== Document text ==

You make a point but. If your married and have kids, your wife's problems are you problems, period!!! Case closed. If it was like you say, he got killed, the least of their problems is picking up the kid from school. I'm sure under those circumstances someone would step up, including the school teacher!!


----------



## RPM (May 15, 2009)

> You make a point but. If your married and have kids, your wife's problems are you problems, period!!!



Like I said... Happy wife ... Happy Life!


----------



## parrisw (May 15, 2009)

RPM said:


> Like I said... Happy wife ... Happy Life!



Yes, that is true as well. But I'm not the person that thinks she is god, I like my wife to be happy, but I have to be happy too!!!


----------



## howellhandmade (May 15, 2009)

parrisw said:


> You make a point but. If your married and have kids, your wife's problems are you problems, period!!! Case closed. If it was like you say, he got killed, the least of their problems is picking up the kid from school. I'm sure under those circumstances someone would step up, including the school teacher!!

===
== Record set ==

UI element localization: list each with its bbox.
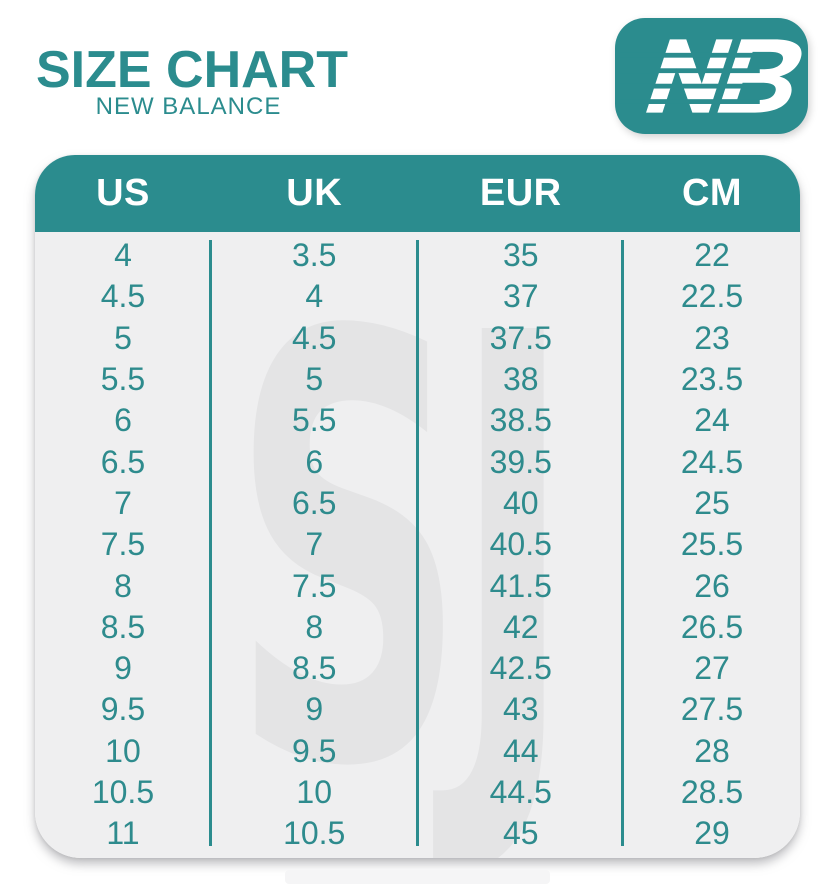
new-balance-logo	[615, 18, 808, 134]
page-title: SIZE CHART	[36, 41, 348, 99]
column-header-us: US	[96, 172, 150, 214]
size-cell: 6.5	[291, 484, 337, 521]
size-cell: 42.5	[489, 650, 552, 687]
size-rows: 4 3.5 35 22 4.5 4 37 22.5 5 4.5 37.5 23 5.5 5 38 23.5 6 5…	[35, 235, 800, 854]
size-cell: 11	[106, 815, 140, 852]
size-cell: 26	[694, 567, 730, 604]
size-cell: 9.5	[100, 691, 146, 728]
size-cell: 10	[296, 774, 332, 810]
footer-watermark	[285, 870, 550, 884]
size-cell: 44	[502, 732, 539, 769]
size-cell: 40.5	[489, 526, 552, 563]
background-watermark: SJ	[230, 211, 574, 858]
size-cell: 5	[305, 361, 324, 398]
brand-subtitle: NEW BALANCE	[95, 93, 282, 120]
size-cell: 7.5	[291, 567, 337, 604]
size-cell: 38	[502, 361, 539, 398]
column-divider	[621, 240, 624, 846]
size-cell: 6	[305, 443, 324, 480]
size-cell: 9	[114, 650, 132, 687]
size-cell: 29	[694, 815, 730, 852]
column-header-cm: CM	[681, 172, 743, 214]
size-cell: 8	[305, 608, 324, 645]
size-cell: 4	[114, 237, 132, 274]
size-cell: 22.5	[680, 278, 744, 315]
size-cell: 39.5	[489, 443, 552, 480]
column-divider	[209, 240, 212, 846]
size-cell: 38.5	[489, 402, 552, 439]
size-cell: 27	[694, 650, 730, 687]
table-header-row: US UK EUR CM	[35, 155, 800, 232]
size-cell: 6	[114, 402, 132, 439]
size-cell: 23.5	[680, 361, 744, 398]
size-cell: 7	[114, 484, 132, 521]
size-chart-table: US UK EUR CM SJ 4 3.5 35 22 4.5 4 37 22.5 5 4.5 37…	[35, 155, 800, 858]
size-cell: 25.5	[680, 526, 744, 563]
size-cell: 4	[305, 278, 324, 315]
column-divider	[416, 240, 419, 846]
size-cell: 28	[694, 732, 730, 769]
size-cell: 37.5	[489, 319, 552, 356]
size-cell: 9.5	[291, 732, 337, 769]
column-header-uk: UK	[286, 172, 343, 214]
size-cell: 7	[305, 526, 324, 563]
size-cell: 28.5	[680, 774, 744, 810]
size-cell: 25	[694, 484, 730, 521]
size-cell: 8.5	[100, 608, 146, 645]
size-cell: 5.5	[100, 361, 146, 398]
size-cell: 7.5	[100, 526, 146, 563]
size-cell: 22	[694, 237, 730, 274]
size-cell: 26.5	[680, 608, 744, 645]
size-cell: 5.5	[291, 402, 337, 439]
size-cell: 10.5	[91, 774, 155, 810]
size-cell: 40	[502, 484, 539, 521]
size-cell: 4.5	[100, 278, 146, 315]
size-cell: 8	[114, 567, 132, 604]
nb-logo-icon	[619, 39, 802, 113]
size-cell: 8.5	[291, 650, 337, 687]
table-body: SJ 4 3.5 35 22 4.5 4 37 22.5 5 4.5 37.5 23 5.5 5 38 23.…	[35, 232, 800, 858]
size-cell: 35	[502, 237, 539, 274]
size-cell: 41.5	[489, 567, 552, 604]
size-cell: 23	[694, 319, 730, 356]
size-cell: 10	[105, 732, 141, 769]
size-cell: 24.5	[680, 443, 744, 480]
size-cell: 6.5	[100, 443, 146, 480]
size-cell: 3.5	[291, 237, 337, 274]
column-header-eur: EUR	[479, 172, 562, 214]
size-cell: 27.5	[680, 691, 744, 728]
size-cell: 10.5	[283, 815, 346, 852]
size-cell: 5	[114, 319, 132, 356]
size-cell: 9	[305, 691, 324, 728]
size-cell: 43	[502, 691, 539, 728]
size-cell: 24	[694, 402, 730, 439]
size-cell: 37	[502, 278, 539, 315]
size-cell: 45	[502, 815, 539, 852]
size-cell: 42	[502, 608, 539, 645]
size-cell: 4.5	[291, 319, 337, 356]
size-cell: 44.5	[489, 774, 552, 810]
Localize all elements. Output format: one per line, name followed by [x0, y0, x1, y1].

===

■ **Work required**: Reproduce the forum thread word for word from "## parrisw (May" to "be happy too!!!".

■ **Result below**:
## parrisw (May 15, 2009)

RPM said:


> Like I said... Happy wife ... Happy Life!



Yes, that is true as well. But I'm not the person that thinks she is god, I like my wife to be happy, but I have to be happy too!!!